• Task statement
Spot each line in the records below where the word "JSON" occurs, then copy it.

— start of Supplied data —

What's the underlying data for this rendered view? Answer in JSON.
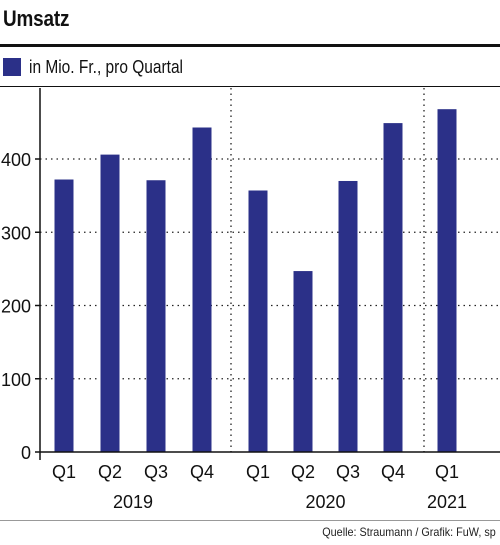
{
  "title": "Umsatz",
  "legend_label": "in Mio. Fr., pro Quartal",
  "source": "Quelle: Straumann / Grafik: FuW, sp",
  "colors": {
    "bar": "#2b3088",
    "grid": "#222222",
    "axis": "#111111"
  },
  "chart_data": {
    "type": "bar",
    "categories": [
      "Q1",
      "Q2",
      "Q3",
      "Q4",
      "Q1",
      "Q2",
      "Q3",
      "Q4",
      "Q1"
    ],
    "groups": [
      {
        "label": "2019",
        "indices": [
          0,
          1,
          2,
          3
        ]
      },
      {
        "label": "2020",
        "indices": [
          4,
          5,
          6,
          7
        ]
      },
      {
        "label": "2021",
        "indices": [
          8
        ]
      }
    ],
    "series": [
      {
        "values": [
          372,
          406,
          371,
          443,
          357,
          247,
          370,
          449,
          468
        ]
      }
    ],
    "ylim": [
      0,
      500
    ],
    "yticks": [
      0,
      100,
      200,
      300,
      400
    ],
    "grid": true,
    "legend": "top-left"
  }
}
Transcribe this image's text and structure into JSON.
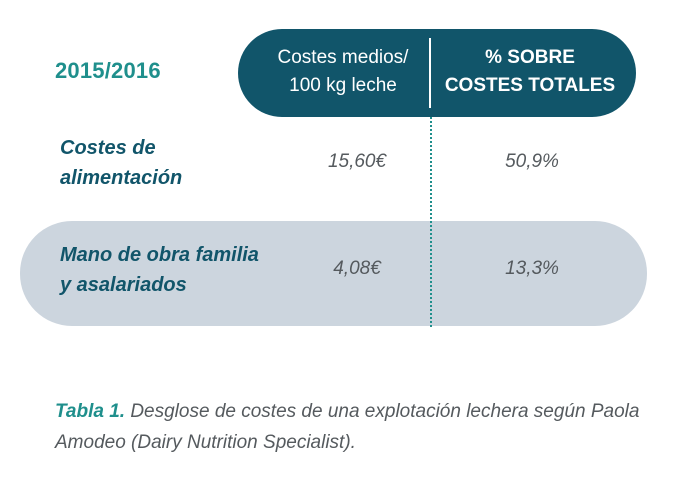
{
  "table": {
    "year": "2015/2016",
    "headers": {
      "col1_line1": "Costes medios/",
      "col1_line2": "100 kg leche",
      "col2_line1": "% SOBRE",
      "col2_line2": "COSTES TOTALES"
    },
    "rows": [
      {
        "label_line1": "Costes de",
        "label_line2": "alimentación",
        "cost": "15,60€",
        "percent": "50,9%"
      },
      {
        "label_line1": "Mano de obra familia",
        "label_line2": "y asalariados",
        "cost": "4,08€",
        "percent": "13,3%"
      }
    ]
  },
  "caption": {
    "label": "Tabla 1.",
    "text": " Desglose de costes de una explotación lechera según Paola Amodeo (Dairy Nutrition Specialist)."
  },
  "colors": {
    "header_bg": "#11556a",
    "accent_teal": "#1f8f8c",
    "band_bg": "#ccd5de",
    "value_text": "#555a5e"
  }
}
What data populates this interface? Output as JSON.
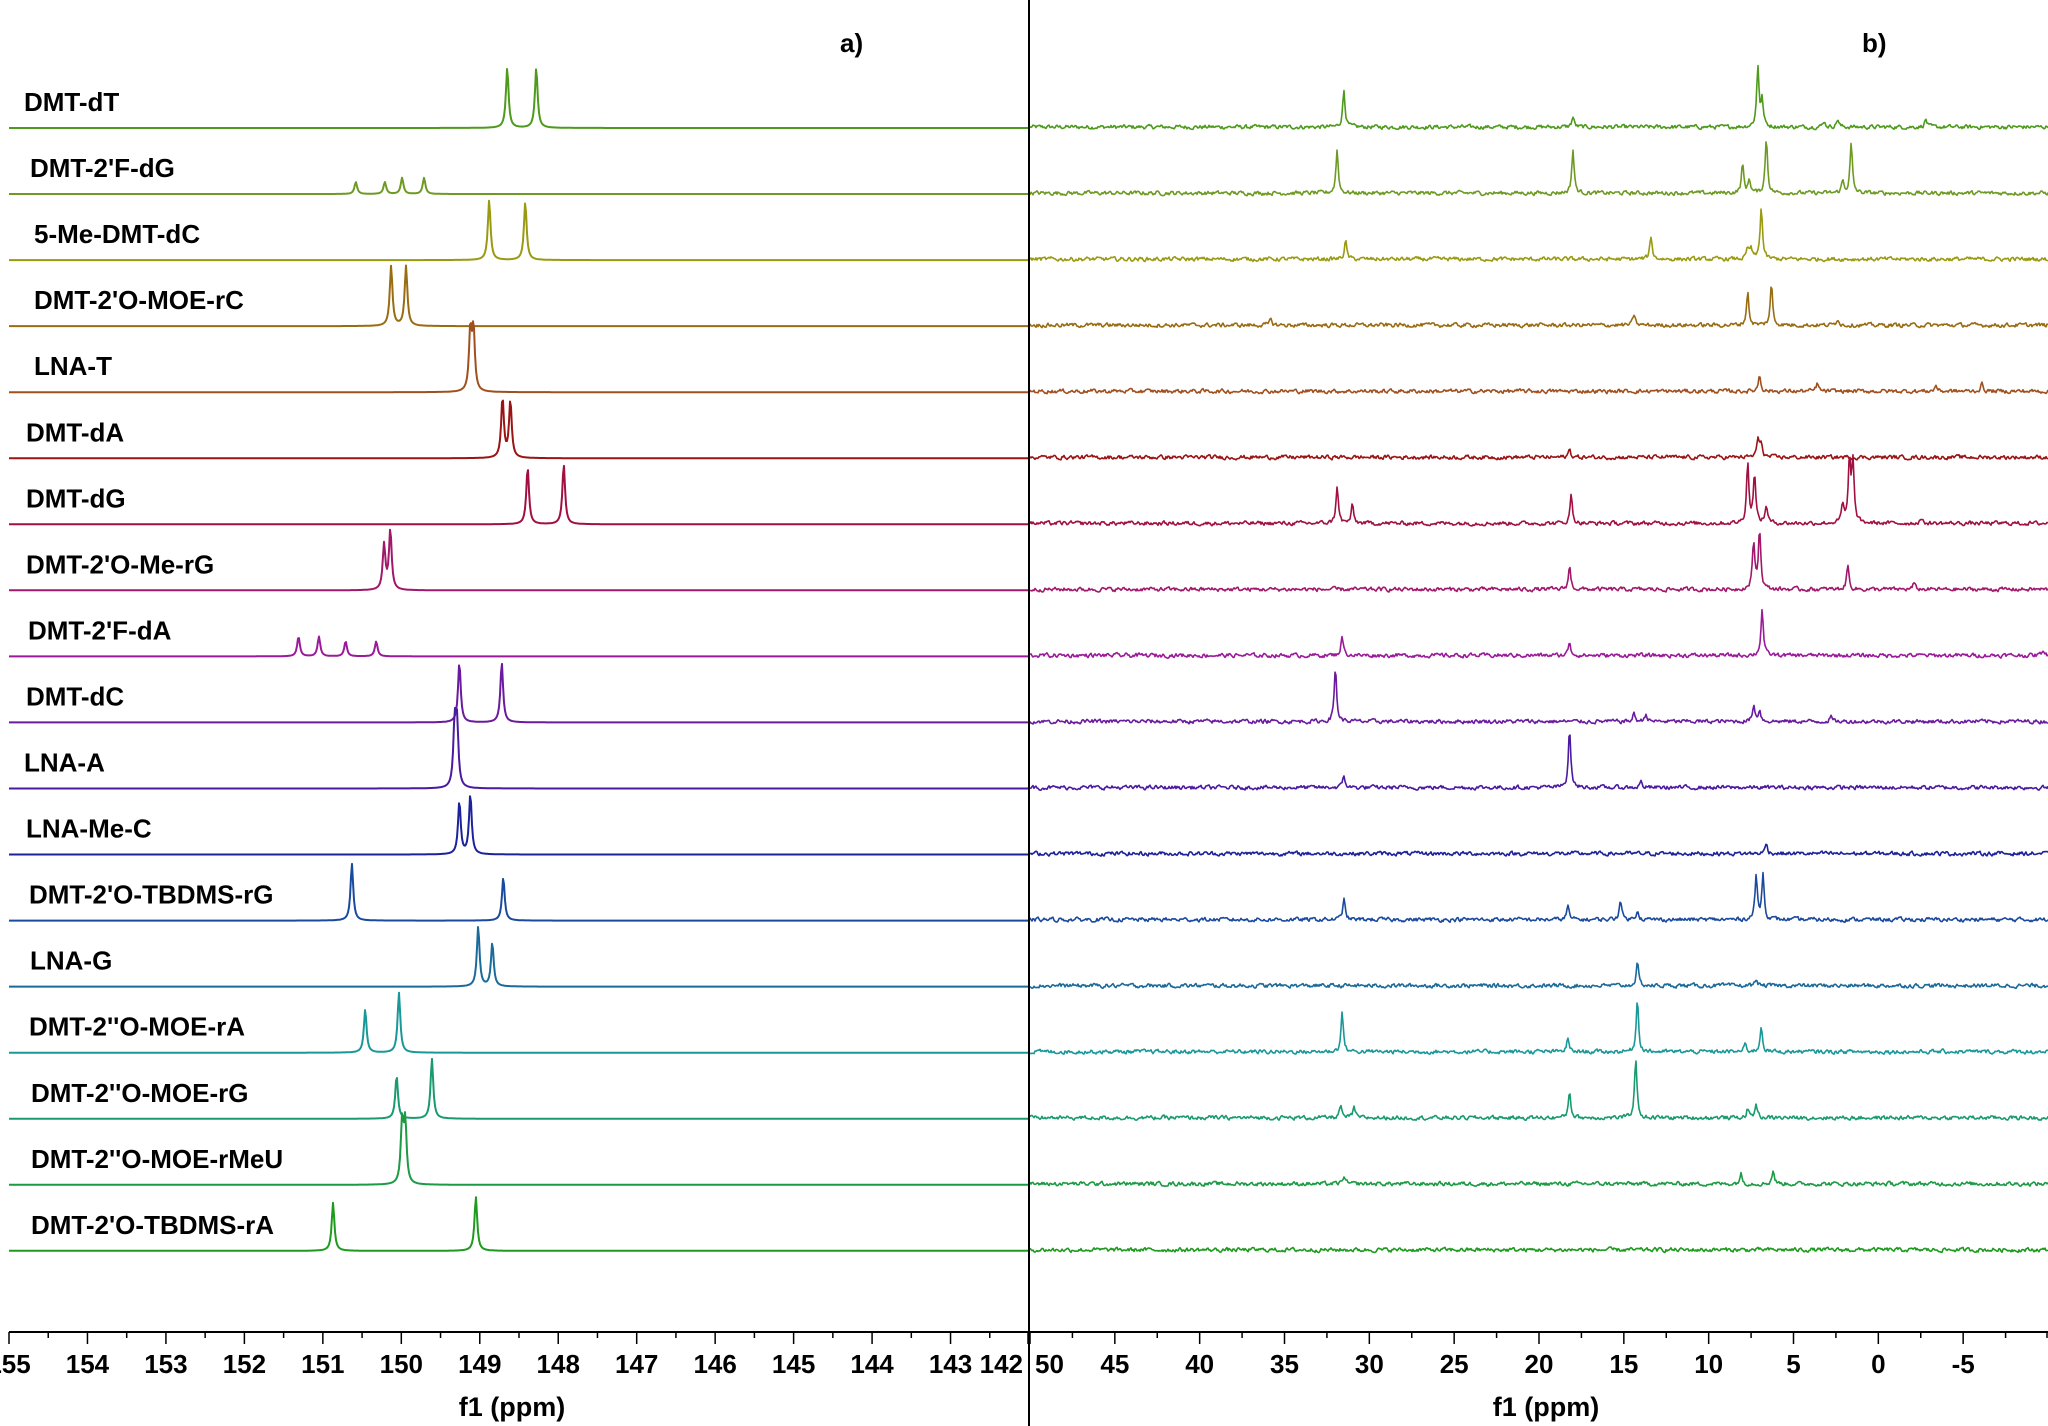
{
  "chart_data": [
    {
      "type": "line",
      "panel_label": "a)",
      "xlabel": "f1 (ppm)",
      "xlim": [
        155,
        142
      ],
      "x_reversed": true,
      "xticks": [
        155,
        154,
        153,
        152,
        151,
        150,
        149,
        148,
        147,
        146,
        145,
        144,
        143,
        142
      ],
      "grid": false,
      "layout": "stacked spectra",
      "series": [
        {
          "name": "DMT-dT",
          "color": "#4e9a1c",
          "peaks": [
            {
              "ppm": 148.65,
              "intensity": 1.0
            },
            {
              "ppm": 148.28,
              "intensity": 1.0
            }
          ]
        },
        {
          "name": "DMT-2'F-dG",
          "color": "#6e9a24",
          "peaks": [
            {
              "ppm": 150.58,
              "intensity": 0.2
            },
            {
              "ppm": 150.21,
              "intensity": 0.2
            },
            {
              "ppm": 149.99,
              "intensity": 0.27
            },
            {
              "ppm": 149.71,
              "intensity": 0.27
            }
          ]
        },
        {
          "name": "5-Me-DMT-dC",
          "color": "#9a9a12",
          "peaks": [
            {
              "ppm": 148.88,
              "intensity": 1.0
            },
            {
              "ppm": 148.42,
              "intensity": 0.97
            }
          ]
        },
        {
          "name": "DMT-2'O-MOE-rC",
          "color": "#9a6c12",
          "peaks": [
            {
              "ppm": 150.13,
              "intensity": 1.0
            },
            {
              "ppm": 149.94,
              "intensity": 1.0
            }
          ]
        },
        {
          "name": "LNA-T",
          "color": "#a0501e",
          "peaks": [
            {
              "ppm": 149.12,
              "intensity": 1.0
            },
            {
              "ppm": 149.08,
              "intensity": 1.0
            }
          ]
        },
        {
          "name": "DMT-dA",
          "color": "#9a1414",
          "peaks": [
            {
              "ppm": 148.71,
              "intensity": 1.0
            },
            {
              "ppm": 148.61,
              "intensity": 0.95
            }
          ]
        },
        {
          "name": "DMT-dG",
          "color": "#a01040",
          "peaks": [
            {
              "ppm": 148.39,
              "intensity": 0.95
            },
            {
              "ppm": 147.93,
              "intensity": 1.0
            }
          ]
        },
        {
          "name": "DMT-2'O-Me-rG",
          "color": "#a0186c",
          "peaks": [
            {
              "ppm": 150.22,
              "intensity": 0.75
            },
            {
              "ppm": 150.14,
              "intensity": 1.0
            }
          ]
        },
        {
          "name": "DMT-2'F-dA",
          "color": "#9a1a9a",
          "peaks": [
            {
              "ppm": 151.31,
              "intensity": 0.33
            },
            {
              "ppm": 151.05,
              "intensity": 0.33
            },
            {
              "ppm": 150.71,
              "intensity": 0.25
            },
            {
              "ppm": 150.32,
              "intensity": 0.25
            }
          ]
        },
        {
          "name": "DMT-dC",
          "color": "#6a1a9e",
          "peaks": [
            {
              "ppm": 149.26,
              "intensity": 1.0
            },
            {
              "ppm": 148.72,
              "intensity": 1.0
            }
          ]
        },
        {
          "name": "LNA-A",
          "color": "#4a1aa0",
          "peaks": [
            {
              "ppm": 149.32,
              "intensity": 1.0
            },
            {
              "ppm": 149.29,
              "intensity": 1.0
            }
          ]
        },
        {
          "name": "LNA-Me-C",
          "color": "#1c229a",
          "peaks": [
            {
              "ppm": 149.26,
              "intensity": 0.88
            },
            {
              "ppm": 149.12,
              "intensity": 1.0
            }
          ]
        },
        {
          "name": "DMT-2'O-TBDMS-rG",
          "color": "#1a4a9e",
          "peaks": [
            {
              "ppm": 150.63,
              "intensity": 0.95
            },
            {
              "ppm": 148.7,
              "intensity": 0.72
            }
          ]
        },
        {
          "name": "LNA-G",
          "color": "#1a6a9a",
          "peaks": [
            {
              "ppm": 149.02,
              "intensity": 1.0
            },
            {
              "ppm": 148.84,
              "intensity": 0.73
            }
          ]
        },
        {
          "name": "DMT-2''O-MOE-rA",
          "color": "#1a9898",
          "peaks": [
            {
              "ppm": 150.46,
              "intensity": 0.72
            },
            {
              "ppm": 150.03,
              "intensity": 1.0
            }
          ]
        },
        {
          "name": "DMT-2''O-MOE-rG",
          "color": "#1a9a70",
          "peaks": [
            {
              "ppm": 150.06,
              "intensity": 0.72
            },
            {
              "ppm": 149.61,
              "intensity": 1.0
            }
          ]
        },
        {
          "name": "DMT-2''O-MOE-rMeU",
          "color": "#1c9a44",
          "peaks": [
            {
              "ppm": 149.99,
              "intensity": 1.0
            },
            {
              "ppm": 149.95,
              "intensity": 1.0
            }
          ]
        },
        {
          "name": "DMT-2'O-TBDMS-rA",
          "color": "#1e9a1e",
          "peaks": [
            {
              "ppm": 150.87,
              "intensity": 0.8
            },
            {
              "ppm": 149.05,
              "intensity": 0.9
            }
          ]
        }
      ]
    },
    {
      "type": "line",
      "panel_label": "b)",
      "xlabel": "f1 (ppm)",
      "xlim": [
        50,
        -10
      ],
      "x_reversed": true,
      "xticks": [
        50,
        45,
        40,
        35,
        30,
        25,
        20,
        15,
        10,
        5,
        0,
        -5
      ],
      "grid": false,
      "layout": "stacked spectra",
      "series": [
        {
          "color": "#4e9a1c",
          "peaks": [
            {
              "ppm": 31.5,
              "intensity": 0.62
            },
            {
              "ppm": 18.0,
              "intensity": 0.17
            },
            {
              "ppm": 7.1,
              "intensity": 1.0
            },
            {
              "ppm": 6.85,
              "intensity": 0.42
            },
            {
              "ppm": 3.2,
              "intensity": 0.1
            },
            {
              "ppm": 2.4,
              "intensity": 0.13
            },
            {
              "ppm": -2.8,
              "intensity": 0.13
            }
          ]
        },
        {
          "color": "#6e9a24",
          "peaks": [
            {
              "ppm": 31.9,
              "intensity": 0.72
            },
            {
              "ppm": 18.0,
              "intensity": 0.72
            },
            {
              "ppm": 8.0,
              "intensity": 0.47
            },
            {
              "ppm": 7.6,
              "intensity": 0.23
            },
            {
              "ppm": 6.6,
              "intensity": 0.92
            },
            {
              "ppm": 2.1,
              "intensity": 0.2
            },
            {
              "ppm": 1.6,
              "intensity": 0.82
            }
          ]
        },
        {
          "color": "#9a9a12",
          "peaks": [
            {
              "ppm": 31.4,
              "intensity": 0.3
            },
            {
              "ppm": 13.4,
              "intensity": 0.38
            },
            {
              "ppm": 7.7,
              "intensity": 0.17
            },
            {
              "ppm": 7.5,
              "intensity": 0.17
            },
            {
              "ppm": 6.9,
              "intensity": 0.87
            }
          ]
        },
        {
          "color": "#9a6c12",
          "peaks": [
            {
              "ppm": 35.8,
              "intensity": 0.1
            },
            {
              "ppm": 14.4,
              "intensity": 0.18
            },
            {
              "ppm": 7.7,
              "intensity": 0.55
            },
            {
              "ppm": 6.3,
              "intensity": 0.67
            },
            {
              "ppm": 2.4,
              "intensity": 0.12
            }
          ]
        },
        {
          "color": "#a0501e",
          "peaks": [
            {
              "ppm": 7.0,
              "intensity": 0.28
            },
            {
              "ppm": 3.6,
              "intensity": 0.13
            },
            {
              "ppm": -3.4,
              "intensity": 0.1
            },
            {
              "ppm": -6.1,
              "intensity": 0.12
            }
          ]
        },
        {
          "color": "#9a1414",
          "peaks": [
            {
              "ppm": 18.2,
              "intensity": 0.13
            },
            {
              "ppm": 7.1,
              "intensity": 0.3
            },
            {
              "ppm": 6.9,
              "intensity": 0.23
            }
          ]
        },
        {
          "color": "#a01040",
          "peaks": [
            {
              "ppm": 31.9,
              "intensity": 0.63
            },
            {
              "ppm": 31.0,
              "intensity": 0.3
            },
            {
              "ppm": 18.1,
              "intensity": 0.47
            },
            {
              "ppm": 7.7,
              "intensity": 1.0
            },
            {
              "ppm": 7.3,
              "intensity": 0.83
            },
            {
              "ppm": 6.6,
              "intensity": 0.3
            },
            {
              "ppm": 2.1,
              "intensity": 0.3
            },
            {
              "ppm": 1.7,
              "intensity": 1.0
            },
            {
              "ppm": 1.5,
              "intensity": 1.0
            },
            {
              "ppm": -2.5,
              "intensity": 0.08
            }
          ]
        },
        {
          "color": "#a0186c",
          "peaks": [
            {
              "ppm": 18.2,
              "intensity": 0.38
            },
            {
              "ppm": 7.35,
              "intensity": 0.78
            },
            {
              "ppm": 7.0,
              "intensity": 1.0
            },
            {
              "ppm": 1.8,
              "intensity": 0.4
            },
            {
              "ppm": -2.1,
              "intensity": 0.1
            }
          ]
        },
        {
          "color": "#9a1a9a",
          "peaks": [
            {
              "ppm": 31.6,
              "intensity": 0.33
            },
            {
              "ppm": 18.2,
              "intensity": 0.23
            },
            {
              "ppm": 6.85,
              "intensity": 0.77
            },
            {
              "ppm": -9.7,
              "intensity": 0.1
            }
          ]
        },
        {
          "color": "#6a1a9e",
          "peaks": [
            {
              "ppm": 32.0,
              "intensity": 0.9
            },
            {
              "ppm": 14.4,
              "intensity": 0.13
            },
            {
              "ppm": 13.7,
              "intensity": 0.13
            },
            {
              "ppm": 7.35,
              "intensity": 0.28
            },
            {
              "ppm": 7.0,
              "intensity": 0.2
            },
            {
              "ppm": 2.8,
              "intensity": 0.08
            }
          ]
        },
        {
          "color": "#4a1aa0",
          "peaks": [
            {
              "ppm": 31.5,
              "intensity": 0.2
            },
            {
              "ppm": 18.2,
              "intensity": 1.0
            },
            {
              "ppm": 14.0,
              "intensity": 0.1
            }
          ]
        },
        {
          "color": "#1c229a",
          "peaks": [
            {
              "ppm": 6.6,
              "intensity": 0.17
            }
          ]
        },
        {
          "color": "#1a4a9e",
          "peaks": [
            {
              "ppm": 31.5,
              "intensity": 0.35
            },
            {
              "ppm": 18.3,
              "intensity": 0.23
            },
            {
              "ppm": 15.2,
              "intensity": 0.35
            },
            {
              "ppm": 14.2,
              "intensity": 0.17
            },
            {
              "ppm": 7.2,
              "intensity": 0.72
            },
            {
              "ppm": 6.8,
              "intensity": 0.75
            }
          ]
        },
        {
          "color": "#1a6a9a",
          "peaks": [
            {
              "ppm": 14.2,
              "intensity": 0.37
            },
            {
              "ppm": 7.2,
              "intensity": 0.12
            }
          ]
        },
        {
          "color": "#1a9898",
          "peaks": [
            {
              "ppm": 31.6,
              "intensity": 0.65
            },
            {
              "ppm": 18.3,
              "intensity": 0.22
            },
            {
              "ppm": 14.2,
              "intensity": 0.87
            },
            {
              "ppm": 7.85,
              "intensity": 0.13
            },
            {
              "ppm": 6.9,
              "intensity": 0.43
            }
          ]
        },
        {
          "color": "#1a9a70",
          "peaks": [
            {
              "ppm": 31.7,
              "intensity": 0.2
            },
            {
              "ppm": 30.9,
              "intensity": 0.17
            },
            {
              "ppm": 18.2,
              "intensity": 0.45
            },
            {
              "ppm": 14.3,
              "intensity": 1.0
            },
            {
              "ppm": 7.7,
              "intensity": 0.15
            },
            {
              "ppm": 7.2,
              "intensity": 0.23
            }
          ]
        },
        {
          "color": "#1c9a44",
          "peaks": [
            {
              "ppm": 31.5,
              "intensity": 0.13
            },
            {
              "ppm": 8.1,
              "intensity": 0.17
            },
            {
              "ppm": 6.2,
              "intensity": 0.22
            }
          ]
        },
        {
          "color": "#1e9a1e",
          "peaks": []
        }
      ]
    }
  ]
}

— end of Supplied data —

• Response
What's the underlying data for this rendered view? Answer in JSON.
Transcribe this image's text and structure into JSON.
What data populates this interface? Output as JSON.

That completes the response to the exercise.